§ Listed entries

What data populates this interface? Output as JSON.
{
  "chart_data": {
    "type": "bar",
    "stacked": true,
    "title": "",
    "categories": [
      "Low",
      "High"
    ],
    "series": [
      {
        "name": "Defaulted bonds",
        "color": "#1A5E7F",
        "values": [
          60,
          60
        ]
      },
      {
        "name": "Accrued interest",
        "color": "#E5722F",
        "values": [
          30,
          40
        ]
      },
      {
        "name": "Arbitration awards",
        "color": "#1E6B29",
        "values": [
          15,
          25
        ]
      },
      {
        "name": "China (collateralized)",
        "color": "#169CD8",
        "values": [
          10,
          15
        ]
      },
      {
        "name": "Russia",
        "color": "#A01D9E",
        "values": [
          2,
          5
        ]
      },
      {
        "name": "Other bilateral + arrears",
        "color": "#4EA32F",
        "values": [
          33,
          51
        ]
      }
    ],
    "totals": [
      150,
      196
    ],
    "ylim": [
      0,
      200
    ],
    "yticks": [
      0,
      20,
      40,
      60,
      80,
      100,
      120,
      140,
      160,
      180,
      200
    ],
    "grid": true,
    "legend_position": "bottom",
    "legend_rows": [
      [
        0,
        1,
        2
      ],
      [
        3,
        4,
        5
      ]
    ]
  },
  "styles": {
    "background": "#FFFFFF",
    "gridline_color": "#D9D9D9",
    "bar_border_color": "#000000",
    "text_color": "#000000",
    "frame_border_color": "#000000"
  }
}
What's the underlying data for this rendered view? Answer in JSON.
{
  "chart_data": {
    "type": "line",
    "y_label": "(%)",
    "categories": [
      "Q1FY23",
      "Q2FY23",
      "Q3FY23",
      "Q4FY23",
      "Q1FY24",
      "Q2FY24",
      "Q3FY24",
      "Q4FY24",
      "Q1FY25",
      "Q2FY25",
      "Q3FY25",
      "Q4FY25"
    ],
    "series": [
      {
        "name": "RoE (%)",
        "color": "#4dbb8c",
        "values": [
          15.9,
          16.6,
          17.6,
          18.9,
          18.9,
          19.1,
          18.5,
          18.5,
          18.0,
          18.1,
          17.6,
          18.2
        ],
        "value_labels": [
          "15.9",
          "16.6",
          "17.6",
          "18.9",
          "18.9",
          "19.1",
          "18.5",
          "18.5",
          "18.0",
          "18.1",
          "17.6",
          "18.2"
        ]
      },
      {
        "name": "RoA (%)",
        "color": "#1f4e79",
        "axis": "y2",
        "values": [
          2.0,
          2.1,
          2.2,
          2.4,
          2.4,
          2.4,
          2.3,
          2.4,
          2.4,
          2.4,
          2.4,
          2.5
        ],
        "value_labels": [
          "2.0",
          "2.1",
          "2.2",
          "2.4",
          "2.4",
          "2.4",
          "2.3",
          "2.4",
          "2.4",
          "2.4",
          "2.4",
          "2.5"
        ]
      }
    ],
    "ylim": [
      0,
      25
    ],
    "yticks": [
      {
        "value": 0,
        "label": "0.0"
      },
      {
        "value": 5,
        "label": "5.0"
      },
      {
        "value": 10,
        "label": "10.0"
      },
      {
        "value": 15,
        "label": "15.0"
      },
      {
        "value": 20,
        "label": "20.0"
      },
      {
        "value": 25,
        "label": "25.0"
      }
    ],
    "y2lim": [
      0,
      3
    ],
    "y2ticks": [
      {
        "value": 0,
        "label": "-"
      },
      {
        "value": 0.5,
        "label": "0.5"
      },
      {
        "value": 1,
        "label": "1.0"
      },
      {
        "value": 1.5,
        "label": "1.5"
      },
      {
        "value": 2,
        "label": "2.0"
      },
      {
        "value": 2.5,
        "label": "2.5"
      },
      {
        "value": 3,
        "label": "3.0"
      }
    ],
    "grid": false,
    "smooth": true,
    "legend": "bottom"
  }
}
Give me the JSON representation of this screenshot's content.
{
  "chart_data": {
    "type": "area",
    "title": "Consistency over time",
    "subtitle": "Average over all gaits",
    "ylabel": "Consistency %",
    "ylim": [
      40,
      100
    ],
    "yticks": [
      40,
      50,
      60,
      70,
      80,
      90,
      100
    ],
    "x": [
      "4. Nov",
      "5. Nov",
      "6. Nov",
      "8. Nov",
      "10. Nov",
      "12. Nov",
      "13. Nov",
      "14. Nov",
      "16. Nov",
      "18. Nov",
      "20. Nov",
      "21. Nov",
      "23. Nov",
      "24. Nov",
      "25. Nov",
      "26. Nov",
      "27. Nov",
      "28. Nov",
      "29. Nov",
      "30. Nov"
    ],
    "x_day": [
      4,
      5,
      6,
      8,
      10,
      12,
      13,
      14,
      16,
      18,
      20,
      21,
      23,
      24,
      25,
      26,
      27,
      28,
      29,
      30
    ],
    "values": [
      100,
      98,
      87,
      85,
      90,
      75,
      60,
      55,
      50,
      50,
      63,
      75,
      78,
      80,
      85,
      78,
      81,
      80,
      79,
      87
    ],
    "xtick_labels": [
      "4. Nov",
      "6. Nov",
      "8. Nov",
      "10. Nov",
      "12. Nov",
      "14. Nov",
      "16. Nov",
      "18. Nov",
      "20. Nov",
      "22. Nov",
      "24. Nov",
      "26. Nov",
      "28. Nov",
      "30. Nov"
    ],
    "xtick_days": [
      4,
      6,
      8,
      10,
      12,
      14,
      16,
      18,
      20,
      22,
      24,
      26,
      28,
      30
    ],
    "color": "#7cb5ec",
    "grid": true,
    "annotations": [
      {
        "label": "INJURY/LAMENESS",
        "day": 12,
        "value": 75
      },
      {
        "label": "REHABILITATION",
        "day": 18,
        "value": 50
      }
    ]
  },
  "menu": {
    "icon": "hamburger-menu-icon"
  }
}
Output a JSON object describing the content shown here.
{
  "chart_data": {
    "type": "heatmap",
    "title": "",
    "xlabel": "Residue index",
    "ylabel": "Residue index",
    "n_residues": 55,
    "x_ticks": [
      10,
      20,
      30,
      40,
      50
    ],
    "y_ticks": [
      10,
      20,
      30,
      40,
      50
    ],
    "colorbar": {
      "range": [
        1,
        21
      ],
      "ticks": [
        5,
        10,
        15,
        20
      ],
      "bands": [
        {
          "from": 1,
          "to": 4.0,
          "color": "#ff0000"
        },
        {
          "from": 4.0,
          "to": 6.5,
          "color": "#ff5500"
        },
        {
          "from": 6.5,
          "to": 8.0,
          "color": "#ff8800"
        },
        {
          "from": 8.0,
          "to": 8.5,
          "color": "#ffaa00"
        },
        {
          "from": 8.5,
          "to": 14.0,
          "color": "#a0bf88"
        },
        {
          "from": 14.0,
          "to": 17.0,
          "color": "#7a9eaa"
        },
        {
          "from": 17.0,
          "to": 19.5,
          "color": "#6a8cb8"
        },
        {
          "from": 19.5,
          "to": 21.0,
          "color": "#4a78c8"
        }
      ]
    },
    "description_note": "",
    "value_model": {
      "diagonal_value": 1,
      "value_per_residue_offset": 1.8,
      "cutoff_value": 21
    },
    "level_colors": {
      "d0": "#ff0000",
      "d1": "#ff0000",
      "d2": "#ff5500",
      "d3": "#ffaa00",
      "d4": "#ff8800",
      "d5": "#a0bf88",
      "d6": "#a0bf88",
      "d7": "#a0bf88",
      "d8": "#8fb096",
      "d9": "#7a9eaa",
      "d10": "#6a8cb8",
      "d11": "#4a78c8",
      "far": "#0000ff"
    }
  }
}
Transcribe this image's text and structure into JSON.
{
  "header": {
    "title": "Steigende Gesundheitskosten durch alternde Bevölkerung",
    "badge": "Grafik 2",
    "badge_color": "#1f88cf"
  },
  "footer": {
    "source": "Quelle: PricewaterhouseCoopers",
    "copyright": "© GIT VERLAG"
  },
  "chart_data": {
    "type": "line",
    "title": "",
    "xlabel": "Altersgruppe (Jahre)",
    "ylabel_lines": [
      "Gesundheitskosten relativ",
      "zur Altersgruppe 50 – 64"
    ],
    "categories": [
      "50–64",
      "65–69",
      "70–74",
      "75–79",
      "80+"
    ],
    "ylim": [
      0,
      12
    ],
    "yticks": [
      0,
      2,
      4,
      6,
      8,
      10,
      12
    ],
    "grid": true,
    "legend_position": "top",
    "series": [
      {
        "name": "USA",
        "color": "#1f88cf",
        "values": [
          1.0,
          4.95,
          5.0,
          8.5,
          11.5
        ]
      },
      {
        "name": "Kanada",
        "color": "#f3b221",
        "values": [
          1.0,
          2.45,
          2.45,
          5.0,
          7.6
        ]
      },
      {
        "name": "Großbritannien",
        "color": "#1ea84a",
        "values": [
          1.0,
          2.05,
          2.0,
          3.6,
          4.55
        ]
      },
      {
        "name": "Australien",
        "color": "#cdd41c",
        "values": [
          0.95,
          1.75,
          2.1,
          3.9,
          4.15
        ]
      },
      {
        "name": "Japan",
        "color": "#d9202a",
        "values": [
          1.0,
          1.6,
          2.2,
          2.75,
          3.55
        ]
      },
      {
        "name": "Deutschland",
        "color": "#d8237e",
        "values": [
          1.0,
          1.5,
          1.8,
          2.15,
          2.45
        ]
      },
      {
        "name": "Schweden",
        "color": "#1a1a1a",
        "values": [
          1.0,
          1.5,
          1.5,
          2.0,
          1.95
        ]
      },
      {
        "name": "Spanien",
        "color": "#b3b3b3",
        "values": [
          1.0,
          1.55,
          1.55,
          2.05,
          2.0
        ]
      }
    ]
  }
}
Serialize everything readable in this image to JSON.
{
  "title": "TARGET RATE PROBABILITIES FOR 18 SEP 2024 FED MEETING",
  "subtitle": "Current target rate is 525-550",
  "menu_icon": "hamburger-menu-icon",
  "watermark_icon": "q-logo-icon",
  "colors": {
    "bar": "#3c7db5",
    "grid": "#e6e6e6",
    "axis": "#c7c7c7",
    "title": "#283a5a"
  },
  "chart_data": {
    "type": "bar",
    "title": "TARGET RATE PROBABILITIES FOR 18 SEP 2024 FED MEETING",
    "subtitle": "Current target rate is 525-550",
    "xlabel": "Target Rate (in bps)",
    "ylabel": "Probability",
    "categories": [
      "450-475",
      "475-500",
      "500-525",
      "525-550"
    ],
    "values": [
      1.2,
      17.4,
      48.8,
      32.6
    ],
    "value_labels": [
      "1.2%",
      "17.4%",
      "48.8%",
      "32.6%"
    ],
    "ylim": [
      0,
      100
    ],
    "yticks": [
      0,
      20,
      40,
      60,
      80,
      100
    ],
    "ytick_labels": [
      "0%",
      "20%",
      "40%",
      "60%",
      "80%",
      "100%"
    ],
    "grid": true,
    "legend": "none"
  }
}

§ The request
Find how many of the lines above have the word "Altersgruppe" in them. State only that number.

§ Exercise output
2